• [YOUR GOAL]: Search the material below for the string "heading" and extract each line that has it.

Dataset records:
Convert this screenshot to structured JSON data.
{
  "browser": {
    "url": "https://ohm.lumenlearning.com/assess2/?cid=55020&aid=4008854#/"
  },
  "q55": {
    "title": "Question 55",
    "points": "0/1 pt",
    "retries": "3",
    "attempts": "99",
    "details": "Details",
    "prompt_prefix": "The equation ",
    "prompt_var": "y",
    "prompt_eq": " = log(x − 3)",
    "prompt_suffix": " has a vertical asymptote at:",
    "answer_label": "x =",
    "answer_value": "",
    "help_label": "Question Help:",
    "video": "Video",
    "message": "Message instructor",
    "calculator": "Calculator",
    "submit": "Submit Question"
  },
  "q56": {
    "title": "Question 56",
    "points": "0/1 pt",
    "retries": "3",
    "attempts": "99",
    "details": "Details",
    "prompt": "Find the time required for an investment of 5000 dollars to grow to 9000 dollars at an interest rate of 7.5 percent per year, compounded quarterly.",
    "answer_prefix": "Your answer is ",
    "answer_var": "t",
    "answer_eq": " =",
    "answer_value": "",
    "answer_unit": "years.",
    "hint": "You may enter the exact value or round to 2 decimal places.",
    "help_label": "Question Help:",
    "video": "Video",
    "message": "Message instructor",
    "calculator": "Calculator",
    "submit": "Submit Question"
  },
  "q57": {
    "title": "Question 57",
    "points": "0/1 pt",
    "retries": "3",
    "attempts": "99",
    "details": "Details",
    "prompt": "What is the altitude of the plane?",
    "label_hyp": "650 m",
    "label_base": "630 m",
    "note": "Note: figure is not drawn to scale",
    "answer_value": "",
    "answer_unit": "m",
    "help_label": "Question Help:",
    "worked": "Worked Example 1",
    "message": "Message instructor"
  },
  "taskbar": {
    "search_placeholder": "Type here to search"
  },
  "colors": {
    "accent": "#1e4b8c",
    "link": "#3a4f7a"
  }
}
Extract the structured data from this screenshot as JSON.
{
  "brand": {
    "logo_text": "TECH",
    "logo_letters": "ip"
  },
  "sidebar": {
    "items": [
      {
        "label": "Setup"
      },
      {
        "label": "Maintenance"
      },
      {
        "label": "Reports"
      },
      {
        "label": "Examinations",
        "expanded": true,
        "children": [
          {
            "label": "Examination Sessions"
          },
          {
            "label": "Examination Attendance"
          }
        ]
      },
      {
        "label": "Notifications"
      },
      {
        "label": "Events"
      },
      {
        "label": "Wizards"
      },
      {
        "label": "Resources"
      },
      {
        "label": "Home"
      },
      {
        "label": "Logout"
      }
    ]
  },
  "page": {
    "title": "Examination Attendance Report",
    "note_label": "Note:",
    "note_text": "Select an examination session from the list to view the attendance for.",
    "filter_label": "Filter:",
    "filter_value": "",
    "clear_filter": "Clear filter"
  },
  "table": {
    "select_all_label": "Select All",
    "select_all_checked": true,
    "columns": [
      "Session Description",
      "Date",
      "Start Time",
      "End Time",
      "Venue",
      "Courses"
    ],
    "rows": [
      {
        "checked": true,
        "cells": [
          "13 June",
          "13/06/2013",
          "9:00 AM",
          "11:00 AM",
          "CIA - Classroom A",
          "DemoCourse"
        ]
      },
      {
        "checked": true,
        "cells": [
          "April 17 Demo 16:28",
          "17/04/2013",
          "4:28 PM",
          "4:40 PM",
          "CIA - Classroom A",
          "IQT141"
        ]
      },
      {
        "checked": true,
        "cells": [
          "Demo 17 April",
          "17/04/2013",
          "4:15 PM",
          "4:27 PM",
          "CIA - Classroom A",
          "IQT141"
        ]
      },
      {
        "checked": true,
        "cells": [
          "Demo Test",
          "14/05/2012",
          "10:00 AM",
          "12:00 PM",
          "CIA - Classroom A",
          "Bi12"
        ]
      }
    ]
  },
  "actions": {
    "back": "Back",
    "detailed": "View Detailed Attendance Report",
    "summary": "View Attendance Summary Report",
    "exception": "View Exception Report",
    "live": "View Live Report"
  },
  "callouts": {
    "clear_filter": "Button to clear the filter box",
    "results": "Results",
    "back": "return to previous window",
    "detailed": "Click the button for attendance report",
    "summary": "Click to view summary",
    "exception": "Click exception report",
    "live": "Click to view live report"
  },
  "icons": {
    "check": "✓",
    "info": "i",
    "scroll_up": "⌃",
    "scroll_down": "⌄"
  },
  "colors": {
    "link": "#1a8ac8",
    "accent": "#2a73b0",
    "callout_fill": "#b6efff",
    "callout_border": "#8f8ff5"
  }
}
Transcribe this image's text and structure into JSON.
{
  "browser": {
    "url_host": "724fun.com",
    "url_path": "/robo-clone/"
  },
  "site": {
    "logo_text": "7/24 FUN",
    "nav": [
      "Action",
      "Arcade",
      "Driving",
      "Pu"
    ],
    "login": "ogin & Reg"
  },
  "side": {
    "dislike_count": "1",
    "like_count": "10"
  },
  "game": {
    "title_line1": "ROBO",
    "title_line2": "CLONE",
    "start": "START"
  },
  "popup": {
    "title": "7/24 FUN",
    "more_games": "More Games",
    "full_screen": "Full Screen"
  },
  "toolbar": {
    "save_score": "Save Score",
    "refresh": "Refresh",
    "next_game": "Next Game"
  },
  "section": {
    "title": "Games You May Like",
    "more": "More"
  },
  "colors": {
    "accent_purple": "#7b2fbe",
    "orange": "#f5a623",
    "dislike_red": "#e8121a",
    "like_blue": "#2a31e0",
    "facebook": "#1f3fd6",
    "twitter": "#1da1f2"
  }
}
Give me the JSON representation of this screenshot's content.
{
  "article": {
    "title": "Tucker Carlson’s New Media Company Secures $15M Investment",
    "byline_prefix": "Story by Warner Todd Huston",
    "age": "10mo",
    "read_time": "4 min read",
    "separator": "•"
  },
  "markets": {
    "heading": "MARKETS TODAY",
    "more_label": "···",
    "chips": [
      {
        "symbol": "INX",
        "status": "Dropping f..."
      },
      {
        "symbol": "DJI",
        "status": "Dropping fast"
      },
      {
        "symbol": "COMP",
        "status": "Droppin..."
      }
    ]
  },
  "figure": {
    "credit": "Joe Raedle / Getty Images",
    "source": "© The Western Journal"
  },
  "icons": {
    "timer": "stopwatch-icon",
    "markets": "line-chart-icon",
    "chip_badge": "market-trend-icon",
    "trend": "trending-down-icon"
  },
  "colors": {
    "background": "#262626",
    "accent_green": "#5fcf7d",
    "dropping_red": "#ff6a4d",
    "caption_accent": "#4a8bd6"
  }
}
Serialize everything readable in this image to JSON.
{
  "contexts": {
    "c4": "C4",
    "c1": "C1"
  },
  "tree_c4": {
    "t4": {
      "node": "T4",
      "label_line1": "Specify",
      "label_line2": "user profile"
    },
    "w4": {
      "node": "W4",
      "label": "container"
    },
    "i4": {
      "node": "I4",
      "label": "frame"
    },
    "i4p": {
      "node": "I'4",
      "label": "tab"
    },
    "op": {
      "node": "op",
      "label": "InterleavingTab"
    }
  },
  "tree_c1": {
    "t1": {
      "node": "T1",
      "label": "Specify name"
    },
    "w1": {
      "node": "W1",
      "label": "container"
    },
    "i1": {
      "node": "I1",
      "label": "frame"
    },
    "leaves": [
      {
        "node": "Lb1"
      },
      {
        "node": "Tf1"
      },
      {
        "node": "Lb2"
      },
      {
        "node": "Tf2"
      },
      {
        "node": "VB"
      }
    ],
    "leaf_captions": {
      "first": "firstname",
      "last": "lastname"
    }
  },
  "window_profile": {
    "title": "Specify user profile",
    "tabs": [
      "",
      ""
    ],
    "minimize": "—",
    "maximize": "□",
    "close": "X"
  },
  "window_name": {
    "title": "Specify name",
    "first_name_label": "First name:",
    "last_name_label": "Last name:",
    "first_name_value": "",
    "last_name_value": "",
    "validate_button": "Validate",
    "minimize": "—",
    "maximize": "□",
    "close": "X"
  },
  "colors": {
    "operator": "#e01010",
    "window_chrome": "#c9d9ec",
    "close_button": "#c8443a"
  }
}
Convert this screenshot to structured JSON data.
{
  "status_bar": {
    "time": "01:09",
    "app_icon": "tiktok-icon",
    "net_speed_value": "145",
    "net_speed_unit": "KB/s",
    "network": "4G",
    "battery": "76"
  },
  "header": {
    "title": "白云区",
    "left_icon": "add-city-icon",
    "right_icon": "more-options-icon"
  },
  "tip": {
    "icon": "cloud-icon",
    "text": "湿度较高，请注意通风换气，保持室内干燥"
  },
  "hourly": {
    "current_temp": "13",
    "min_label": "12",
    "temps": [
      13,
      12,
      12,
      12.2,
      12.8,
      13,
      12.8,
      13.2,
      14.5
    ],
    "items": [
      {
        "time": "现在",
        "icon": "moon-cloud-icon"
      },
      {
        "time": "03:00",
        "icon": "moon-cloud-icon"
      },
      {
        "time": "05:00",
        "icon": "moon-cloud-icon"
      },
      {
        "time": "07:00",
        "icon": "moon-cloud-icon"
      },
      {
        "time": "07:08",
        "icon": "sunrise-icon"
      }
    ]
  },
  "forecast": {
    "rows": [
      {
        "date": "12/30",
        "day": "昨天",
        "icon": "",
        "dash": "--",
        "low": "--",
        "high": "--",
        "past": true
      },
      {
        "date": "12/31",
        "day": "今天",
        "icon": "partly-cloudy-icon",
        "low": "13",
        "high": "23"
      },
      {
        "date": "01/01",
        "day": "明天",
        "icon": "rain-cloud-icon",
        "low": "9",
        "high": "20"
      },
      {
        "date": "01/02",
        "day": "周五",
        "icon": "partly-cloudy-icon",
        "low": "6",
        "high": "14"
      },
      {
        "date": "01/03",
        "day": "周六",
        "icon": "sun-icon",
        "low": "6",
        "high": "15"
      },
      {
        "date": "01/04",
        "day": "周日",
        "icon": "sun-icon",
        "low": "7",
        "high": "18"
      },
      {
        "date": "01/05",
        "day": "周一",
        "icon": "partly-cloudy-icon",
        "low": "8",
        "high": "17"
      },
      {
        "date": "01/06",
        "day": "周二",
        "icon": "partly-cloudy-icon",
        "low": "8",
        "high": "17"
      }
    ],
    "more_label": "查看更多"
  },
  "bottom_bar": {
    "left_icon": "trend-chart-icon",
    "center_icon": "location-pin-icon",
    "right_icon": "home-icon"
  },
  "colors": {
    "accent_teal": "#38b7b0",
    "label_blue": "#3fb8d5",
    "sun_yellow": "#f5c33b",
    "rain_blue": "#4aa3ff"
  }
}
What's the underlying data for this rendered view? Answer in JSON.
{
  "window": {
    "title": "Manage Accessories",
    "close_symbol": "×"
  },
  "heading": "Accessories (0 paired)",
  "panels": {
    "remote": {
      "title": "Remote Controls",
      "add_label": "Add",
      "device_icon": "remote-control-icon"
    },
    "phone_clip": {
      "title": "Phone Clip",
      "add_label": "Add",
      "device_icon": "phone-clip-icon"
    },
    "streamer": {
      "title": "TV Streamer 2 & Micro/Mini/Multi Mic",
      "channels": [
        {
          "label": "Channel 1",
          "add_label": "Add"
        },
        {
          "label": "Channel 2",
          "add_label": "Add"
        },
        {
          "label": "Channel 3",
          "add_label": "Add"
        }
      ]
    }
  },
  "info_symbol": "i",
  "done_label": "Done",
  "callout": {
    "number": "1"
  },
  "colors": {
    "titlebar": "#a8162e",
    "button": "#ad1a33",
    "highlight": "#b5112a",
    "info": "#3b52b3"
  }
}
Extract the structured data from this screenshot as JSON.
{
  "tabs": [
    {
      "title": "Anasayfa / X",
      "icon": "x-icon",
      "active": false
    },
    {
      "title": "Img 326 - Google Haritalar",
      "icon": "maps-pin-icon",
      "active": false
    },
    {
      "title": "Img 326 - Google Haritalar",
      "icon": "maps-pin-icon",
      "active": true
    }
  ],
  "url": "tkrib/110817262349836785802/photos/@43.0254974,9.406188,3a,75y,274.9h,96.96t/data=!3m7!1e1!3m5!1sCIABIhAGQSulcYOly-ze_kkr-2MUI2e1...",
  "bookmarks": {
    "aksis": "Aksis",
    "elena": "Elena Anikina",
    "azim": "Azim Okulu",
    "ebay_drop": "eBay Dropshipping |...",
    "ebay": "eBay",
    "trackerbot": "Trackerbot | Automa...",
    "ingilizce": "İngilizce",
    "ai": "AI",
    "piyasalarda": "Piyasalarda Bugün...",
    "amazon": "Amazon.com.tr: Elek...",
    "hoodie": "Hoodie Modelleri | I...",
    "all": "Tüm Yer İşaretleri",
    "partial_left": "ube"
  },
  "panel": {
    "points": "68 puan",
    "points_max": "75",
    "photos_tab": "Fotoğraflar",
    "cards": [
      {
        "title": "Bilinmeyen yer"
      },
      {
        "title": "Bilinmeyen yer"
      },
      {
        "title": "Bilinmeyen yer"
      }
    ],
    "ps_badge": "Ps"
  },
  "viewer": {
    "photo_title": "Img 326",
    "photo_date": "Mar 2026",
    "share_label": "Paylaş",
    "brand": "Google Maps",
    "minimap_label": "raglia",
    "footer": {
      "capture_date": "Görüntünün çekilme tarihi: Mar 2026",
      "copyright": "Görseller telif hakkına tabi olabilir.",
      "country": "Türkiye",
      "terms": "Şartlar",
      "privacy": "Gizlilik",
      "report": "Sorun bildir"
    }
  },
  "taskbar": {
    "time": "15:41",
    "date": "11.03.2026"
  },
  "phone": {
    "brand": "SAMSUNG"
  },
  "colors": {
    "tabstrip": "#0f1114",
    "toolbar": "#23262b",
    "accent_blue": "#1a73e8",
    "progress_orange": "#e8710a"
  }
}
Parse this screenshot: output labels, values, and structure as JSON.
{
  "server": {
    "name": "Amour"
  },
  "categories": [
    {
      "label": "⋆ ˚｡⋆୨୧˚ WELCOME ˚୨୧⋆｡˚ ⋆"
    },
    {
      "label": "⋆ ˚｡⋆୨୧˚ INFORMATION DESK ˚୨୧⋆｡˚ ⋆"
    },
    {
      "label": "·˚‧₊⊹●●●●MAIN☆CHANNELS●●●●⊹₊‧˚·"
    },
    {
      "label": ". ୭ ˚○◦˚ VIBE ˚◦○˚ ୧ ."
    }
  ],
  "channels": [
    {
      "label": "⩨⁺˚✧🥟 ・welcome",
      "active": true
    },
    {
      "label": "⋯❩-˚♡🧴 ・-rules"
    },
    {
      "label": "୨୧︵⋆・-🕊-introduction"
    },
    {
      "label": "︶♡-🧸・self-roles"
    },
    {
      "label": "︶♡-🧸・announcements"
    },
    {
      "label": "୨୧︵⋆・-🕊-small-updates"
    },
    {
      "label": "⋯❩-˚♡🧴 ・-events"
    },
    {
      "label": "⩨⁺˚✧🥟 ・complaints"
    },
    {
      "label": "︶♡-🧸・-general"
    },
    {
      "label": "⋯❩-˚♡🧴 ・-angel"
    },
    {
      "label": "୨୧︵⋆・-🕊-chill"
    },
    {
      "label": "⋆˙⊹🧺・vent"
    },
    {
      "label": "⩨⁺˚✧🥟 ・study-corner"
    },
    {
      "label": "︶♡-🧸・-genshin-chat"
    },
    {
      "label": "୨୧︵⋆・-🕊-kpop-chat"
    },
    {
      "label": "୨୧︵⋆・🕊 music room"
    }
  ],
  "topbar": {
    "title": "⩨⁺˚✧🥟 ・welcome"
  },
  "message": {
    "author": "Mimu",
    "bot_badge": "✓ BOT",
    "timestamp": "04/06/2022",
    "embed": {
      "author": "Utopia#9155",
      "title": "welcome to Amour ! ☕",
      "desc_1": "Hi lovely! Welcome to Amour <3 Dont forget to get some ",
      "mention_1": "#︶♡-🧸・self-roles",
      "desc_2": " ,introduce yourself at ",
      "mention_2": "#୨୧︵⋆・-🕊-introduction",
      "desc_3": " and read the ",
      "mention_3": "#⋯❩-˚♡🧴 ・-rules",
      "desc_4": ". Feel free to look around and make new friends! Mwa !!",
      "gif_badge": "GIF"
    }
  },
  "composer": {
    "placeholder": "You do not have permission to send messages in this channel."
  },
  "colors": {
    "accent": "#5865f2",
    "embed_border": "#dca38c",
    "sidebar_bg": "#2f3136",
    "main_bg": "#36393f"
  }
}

• [EXERCISE RESULT]:
    "heading": "MARKETS TODAY",
  "heading": "Accessories (0 paired)",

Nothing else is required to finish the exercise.